__DATA EXTRACT__
┌──
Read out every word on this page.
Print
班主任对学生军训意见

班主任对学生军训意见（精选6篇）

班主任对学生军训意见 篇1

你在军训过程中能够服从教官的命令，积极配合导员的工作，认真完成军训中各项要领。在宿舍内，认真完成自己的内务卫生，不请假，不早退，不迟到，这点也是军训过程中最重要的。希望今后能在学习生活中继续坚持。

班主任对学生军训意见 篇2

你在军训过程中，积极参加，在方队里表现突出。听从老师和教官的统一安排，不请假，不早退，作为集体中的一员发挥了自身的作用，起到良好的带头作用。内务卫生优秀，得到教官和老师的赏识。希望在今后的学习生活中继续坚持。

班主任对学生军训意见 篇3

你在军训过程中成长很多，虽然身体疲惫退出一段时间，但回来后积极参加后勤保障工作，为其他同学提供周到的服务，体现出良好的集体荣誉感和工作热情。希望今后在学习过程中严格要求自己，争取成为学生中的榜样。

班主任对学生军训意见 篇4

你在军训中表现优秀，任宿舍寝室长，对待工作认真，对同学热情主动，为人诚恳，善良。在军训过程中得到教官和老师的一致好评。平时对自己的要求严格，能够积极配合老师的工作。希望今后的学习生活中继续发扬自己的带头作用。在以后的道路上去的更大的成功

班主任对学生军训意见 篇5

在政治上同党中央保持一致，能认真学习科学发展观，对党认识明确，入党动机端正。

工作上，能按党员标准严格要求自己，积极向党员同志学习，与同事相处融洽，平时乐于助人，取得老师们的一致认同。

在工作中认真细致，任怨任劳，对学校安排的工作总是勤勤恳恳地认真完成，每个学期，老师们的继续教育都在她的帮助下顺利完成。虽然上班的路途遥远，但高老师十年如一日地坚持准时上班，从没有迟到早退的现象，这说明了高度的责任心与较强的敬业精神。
└──
__INSTRUCTIONS FOR THE TASK__
Which lines contain the word "班主任对学生军训意见"? Return each of them.

__COMPLETE RESPONSE__
班主任对学生军训意见
班主任对学生军训意见（精选6篇）
班主任对学生军训意见 篇1
班主任对学生军训意见 篇2
班主任对学生军训意见 篇3
班主任对学生军训意见 篇4
班主任对学生军训意见 篇5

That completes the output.